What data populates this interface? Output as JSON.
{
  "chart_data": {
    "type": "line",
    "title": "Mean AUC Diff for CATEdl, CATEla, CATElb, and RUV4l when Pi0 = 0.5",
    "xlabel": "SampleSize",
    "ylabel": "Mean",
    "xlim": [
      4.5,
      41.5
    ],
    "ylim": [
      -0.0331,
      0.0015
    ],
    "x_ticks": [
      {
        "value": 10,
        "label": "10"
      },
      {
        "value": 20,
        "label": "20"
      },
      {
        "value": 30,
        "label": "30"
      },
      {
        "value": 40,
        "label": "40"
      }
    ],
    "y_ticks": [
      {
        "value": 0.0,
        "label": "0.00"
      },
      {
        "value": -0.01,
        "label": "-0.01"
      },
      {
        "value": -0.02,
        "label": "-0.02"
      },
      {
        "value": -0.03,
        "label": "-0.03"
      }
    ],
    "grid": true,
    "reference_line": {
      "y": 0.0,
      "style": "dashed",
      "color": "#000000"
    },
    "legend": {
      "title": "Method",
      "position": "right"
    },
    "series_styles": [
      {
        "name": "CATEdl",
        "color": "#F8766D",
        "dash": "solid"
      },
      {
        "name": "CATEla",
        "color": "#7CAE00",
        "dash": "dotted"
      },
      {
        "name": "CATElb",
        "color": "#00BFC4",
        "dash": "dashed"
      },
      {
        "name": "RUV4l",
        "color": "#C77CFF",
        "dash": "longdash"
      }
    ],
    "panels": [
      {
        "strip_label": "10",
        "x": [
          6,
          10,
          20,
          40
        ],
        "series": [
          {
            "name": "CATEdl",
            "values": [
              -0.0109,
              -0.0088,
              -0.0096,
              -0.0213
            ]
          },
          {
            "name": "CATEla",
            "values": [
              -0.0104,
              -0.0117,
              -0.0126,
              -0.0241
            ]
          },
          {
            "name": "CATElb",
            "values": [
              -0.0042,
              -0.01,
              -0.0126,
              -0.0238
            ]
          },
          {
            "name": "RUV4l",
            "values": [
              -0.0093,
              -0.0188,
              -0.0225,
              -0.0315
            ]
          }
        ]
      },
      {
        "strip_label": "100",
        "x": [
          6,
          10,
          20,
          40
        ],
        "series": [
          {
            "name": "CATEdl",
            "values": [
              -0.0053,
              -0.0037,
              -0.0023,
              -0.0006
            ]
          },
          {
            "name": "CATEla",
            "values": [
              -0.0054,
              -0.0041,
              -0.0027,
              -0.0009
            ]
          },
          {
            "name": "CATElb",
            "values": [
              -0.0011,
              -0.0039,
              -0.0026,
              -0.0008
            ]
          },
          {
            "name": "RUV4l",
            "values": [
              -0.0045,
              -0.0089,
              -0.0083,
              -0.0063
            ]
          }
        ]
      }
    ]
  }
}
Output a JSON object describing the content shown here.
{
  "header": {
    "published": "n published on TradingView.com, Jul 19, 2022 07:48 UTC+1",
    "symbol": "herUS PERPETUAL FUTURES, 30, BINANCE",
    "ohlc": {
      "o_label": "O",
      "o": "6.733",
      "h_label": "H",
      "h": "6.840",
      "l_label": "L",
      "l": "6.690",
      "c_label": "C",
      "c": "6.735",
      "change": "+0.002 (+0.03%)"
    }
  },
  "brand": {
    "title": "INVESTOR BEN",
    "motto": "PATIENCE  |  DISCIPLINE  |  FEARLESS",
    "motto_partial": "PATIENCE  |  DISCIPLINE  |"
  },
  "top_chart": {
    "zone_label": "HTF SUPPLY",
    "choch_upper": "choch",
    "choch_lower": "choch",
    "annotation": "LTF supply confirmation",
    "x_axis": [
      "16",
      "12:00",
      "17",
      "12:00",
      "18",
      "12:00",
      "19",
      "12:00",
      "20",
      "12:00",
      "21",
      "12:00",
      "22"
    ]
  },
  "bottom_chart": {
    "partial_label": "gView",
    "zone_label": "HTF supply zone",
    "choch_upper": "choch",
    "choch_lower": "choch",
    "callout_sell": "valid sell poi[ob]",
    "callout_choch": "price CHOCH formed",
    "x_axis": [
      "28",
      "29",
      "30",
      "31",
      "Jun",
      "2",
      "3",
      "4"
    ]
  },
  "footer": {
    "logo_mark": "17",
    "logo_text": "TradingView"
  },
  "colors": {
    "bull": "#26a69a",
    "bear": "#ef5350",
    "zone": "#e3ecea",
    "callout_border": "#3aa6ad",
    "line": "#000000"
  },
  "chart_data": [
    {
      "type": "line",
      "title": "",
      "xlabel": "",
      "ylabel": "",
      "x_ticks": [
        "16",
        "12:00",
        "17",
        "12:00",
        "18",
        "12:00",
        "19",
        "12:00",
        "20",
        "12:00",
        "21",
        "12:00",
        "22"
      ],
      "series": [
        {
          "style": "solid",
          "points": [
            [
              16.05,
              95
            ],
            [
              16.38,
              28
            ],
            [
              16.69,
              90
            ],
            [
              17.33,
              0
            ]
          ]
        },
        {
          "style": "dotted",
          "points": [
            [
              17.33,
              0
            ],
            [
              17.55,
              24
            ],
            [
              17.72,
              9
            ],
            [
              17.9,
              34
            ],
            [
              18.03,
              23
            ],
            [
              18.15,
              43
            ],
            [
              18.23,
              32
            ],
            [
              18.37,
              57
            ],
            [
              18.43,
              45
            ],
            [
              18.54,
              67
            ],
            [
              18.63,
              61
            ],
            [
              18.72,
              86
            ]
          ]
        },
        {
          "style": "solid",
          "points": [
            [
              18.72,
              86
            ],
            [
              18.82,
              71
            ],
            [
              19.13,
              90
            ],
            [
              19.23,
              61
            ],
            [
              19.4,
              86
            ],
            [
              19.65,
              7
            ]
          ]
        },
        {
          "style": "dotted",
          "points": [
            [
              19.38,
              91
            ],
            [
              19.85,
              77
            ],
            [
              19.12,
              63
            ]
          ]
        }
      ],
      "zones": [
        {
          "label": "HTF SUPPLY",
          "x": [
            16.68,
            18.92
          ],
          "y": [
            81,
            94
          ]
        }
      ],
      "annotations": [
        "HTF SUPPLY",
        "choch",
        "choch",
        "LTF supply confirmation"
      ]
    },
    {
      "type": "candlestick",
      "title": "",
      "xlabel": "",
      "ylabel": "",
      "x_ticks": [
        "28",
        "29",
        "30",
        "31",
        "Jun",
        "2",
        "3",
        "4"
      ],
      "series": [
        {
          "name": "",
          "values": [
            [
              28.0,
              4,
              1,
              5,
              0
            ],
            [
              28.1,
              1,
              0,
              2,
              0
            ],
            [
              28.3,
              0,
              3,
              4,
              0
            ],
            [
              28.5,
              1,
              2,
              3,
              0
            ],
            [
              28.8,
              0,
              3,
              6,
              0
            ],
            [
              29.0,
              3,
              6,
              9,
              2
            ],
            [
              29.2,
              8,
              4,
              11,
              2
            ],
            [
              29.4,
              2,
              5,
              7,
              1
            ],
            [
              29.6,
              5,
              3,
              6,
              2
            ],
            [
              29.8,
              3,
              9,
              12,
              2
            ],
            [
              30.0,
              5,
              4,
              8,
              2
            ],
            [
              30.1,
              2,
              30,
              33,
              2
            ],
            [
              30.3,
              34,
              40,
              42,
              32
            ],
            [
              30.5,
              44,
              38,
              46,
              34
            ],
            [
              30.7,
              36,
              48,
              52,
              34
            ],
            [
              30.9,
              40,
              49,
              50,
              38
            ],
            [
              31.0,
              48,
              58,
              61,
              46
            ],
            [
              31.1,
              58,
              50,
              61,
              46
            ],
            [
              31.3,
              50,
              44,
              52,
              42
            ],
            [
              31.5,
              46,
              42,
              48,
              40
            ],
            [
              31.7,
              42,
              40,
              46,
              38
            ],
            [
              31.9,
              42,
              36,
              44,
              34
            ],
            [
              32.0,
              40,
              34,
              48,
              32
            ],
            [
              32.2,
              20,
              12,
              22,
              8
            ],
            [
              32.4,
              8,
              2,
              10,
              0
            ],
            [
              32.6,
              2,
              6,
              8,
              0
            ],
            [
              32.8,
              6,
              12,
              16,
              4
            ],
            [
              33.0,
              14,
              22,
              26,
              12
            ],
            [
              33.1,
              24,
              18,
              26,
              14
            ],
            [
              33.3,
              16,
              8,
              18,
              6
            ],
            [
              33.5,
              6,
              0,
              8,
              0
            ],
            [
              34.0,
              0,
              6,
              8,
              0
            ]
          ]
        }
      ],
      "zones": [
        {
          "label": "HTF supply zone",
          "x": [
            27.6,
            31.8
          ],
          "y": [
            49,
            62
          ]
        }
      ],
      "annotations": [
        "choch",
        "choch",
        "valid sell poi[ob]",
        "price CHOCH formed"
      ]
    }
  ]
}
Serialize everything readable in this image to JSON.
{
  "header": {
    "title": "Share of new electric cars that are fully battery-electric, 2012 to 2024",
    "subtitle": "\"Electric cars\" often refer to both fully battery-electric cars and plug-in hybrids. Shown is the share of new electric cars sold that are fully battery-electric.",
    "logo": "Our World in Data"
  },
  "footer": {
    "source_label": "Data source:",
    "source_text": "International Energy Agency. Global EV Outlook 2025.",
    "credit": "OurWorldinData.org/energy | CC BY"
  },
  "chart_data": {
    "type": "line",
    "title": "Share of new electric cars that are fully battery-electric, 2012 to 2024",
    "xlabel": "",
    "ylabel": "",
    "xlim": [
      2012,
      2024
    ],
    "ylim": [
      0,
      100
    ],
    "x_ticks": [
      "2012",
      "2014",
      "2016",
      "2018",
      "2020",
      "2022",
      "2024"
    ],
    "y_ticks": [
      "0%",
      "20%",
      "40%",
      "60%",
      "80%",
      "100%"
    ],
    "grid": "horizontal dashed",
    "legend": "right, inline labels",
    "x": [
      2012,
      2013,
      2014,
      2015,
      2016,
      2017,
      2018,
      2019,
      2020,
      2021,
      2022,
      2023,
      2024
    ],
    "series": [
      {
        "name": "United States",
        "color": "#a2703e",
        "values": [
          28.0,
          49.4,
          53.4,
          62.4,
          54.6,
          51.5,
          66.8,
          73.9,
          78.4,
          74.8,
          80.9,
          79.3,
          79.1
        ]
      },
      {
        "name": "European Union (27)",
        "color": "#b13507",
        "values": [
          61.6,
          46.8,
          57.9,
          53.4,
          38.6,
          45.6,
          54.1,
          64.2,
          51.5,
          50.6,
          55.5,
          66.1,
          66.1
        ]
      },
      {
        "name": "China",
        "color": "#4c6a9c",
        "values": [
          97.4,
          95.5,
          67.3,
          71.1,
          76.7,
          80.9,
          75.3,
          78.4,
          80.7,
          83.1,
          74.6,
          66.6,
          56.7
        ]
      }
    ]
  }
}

◇ ◇ ◇ ◇ ◇

EXERCISE DESCRIPTION:
Where a line in the material contains "sell", copy that line.

COMPLETED EXERCISE:
    "callout_sell": "valid sell poi[ob]",
        "valid sell poi[ob]",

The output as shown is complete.